PROBLEM DETAILS
Return each line of the entries below without any change.

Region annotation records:

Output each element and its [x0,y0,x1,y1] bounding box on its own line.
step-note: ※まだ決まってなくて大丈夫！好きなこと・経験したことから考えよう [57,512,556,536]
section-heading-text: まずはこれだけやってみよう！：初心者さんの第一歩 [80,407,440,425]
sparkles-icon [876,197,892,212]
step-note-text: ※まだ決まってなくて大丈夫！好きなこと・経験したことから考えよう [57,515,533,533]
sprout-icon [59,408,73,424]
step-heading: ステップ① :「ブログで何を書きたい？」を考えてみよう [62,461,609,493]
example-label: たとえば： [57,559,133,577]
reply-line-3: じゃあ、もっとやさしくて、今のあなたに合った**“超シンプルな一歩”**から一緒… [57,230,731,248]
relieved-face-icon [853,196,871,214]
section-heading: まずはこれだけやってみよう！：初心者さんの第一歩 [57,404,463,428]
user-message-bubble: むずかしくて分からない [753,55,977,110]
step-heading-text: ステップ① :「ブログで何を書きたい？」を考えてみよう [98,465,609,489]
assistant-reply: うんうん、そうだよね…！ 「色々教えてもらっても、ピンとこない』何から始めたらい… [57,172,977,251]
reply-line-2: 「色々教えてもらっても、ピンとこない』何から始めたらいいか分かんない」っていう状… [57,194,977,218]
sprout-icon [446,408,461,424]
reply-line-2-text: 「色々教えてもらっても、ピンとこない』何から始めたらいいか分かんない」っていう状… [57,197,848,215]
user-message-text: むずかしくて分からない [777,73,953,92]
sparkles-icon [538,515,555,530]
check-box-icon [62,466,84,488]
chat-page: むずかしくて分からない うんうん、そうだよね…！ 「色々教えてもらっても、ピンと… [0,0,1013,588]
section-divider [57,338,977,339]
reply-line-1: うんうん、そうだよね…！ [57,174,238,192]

IN RESPONSE
Output each element and its [x0,y0,x1,y1] bounding box on its own line.
step-note: ※まだ決まってなくて大丈夫！好きなこと・経験したことから考えよう [57,512,556,536]
section-heading-text: まずはこれだけやってみよう！：初心者さんの第一歩 [80,407,440,425]
sparkles-icon [876,197,892,212]
step-note-text: ※まだ決まってなくて大丈夫！好きなこと・経験したことから考えよう [57,515,533,533]
sprout-icon [59,408,73,424]
step-heading: ステップ① :「ブログで何を書きたい？」を考えてみよう [62,461,609,493]
example-label: たとえば： [57,559,133,577]
reply-line-3: じゃあ、もっとやさしくて、今のあなたに合った**“超シンプルな一歩”**から一緒… [57,230,731,248]
relieved-face-icon [853,196,871,214]
section-heading: まずはこれだけやってみよう！：初心者さんの第一歩 [57,404,463,428]
user-message-bubble: むずかしくて分からない [753,55,977,110]
step-heading-text: ステップ① :「ブログで何を書きたい？」を考えてみよう [98,465,609,489]
assistant-reply: うんうん、そうだよね…！ 「色々教えてもらっても、ピンとこない』何から始めたらい… [57,172,977,251]
reply-line-2: 「色々教えてもらっても、ピンとこない』何から始めたらいいか分かんない」っていう状… [57,194,977,218]
sprout-icon [446,408,461,424]
reply-line-2-text: 「色々教えてもらっても、ピンとこない』何から始めたらいいか分かんない」っていう状… [57,197,848,215]
user-message-text: むずかしくて分からない [777,73,953,92]
sparkles-icon [538,515,555,530]
check-box-icon [62,466,84,488]
chat-page: むずかしくて分からない うんうん、そうだよね…！ 「色々教えてもらっても、ピンと… [0,0,1013,588]
section-divider [57,338,977,339]
reply-line-1: うんうん、そうだよね…！ [57,174,238,192]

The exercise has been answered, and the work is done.